===== GIVEN INFORMATION =====
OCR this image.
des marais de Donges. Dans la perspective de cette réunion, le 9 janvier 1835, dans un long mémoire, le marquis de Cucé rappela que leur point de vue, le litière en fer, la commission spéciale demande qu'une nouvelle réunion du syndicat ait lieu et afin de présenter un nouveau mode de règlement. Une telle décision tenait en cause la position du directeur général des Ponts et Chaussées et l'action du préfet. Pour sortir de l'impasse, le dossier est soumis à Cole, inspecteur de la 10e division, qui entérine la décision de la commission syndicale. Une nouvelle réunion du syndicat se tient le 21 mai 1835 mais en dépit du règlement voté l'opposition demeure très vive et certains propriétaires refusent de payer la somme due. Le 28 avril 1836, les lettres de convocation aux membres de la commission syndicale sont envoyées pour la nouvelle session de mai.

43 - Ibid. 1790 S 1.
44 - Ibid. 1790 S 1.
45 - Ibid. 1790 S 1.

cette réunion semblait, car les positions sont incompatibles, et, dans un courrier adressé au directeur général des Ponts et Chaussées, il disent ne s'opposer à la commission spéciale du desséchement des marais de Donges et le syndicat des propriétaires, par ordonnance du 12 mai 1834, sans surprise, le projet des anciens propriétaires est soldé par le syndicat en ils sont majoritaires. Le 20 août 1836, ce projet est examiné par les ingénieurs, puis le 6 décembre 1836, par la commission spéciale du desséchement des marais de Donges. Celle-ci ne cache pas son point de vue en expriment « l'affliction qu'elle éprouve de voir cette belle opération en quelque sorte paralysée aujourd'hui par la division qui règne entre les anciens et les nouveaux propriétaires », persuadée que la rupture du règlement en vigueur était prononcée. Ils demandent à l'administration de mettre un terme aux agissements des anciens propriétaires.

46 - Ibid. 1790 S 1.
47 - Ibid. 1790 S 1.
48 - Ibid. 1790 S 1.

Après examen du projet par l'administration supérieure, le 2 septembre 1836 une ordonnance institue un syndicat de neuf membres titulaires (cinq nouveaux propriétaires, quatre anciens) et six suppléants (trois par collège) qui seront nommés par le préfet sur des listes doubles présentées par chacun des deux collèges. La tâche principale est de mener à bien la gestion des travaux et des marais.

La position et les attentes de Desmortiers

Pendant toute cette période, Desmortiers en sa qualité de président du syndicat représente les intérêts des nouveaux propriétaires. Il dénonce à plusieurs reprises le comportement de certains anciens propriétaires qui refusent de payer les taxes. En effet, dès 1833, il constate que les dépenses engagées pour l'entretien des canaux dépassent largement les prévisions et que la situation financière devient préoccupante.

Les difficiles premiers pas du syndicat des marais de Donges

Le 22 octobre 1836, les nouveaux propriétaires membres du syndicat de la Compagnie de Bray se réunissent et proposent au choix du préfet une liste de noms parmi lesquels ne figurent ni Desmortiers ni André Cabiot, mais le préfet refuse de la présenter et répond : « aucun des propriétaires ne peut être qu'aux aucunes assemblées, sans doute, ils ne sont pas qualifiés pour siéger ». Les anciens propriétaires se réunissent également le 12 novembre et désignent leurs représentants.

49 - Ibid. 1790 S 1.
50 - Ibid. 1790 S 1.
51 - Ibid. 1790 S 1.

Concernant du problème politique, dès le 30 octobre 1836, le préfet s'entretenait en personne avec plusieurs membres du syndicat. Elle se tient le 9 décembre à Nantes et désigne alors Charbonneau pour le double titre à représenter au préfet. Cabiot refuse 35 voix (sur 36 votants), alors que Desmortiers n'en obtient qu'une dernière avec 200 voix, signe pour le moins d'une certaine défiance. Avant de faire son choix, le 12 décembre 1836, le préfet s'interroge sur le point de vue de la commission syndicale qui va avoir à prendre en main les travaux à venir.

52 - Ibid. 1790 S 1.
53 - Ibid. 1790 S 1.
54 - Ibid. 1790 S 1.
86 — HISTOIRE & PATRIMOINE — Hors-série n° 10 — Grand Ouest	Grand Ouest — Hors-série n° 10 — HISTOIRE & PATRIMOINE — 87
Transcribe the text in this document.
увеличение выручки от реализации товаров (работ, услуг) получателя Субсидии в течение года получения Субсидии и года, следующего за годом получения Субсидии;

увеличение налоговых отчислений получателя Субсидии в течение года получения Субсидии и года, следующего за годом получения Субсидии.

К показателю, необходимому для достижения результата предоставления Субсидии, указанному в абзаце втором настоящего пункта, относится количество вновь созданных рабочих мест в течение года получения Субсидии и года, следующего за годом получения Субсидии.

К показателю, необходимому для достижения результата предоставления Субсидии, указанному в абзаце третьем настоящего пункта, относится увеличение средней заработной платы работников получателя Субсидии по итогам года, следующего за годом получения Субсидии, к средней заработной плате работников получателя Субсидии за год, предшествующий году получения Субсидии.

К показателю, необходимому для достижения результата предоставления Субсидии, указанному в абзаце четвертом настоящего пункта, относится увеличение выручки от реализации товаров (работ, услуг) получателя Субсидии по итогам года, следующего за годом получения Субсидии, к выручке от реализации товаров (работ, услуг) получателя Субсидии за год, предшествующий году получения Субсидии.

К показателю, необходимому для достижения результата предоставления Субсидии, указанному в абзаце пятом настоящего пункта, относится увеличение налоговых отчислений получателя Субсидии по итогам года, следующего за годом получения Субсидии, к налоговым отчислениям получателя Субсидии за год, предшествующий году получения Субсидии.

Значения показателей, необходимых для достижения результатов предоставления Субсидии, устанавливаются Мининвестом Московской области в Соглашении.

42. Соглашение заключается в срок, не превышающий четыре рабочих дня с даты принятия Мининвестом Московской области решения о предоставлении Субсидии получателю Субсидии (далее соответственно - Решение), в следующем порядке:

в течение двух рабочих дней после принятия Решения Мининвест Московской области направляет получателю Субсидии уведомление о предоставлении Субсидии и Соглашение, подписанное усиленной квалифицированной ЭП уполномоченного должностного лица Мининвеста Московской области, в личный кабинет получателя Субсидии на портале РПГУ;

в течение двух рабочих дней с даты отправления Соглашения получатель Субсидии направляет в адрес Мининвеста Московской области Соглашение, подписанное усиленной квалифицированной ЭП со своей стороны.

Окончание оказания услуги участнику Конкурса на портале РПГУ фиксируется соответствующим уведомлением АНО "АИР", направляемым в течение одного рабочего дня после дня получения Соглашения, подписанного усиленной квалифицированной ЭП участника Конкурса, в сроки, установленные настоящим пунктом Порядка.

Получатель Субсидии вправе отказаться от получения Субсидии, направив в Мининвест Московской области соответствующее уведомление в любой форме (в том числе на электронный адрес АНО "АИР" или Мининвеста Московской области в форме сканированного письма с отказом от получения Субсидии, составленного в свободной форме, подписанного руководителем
=====
Exactly how many lines of the material contain the word "предоставлении"? Write the number alone.

2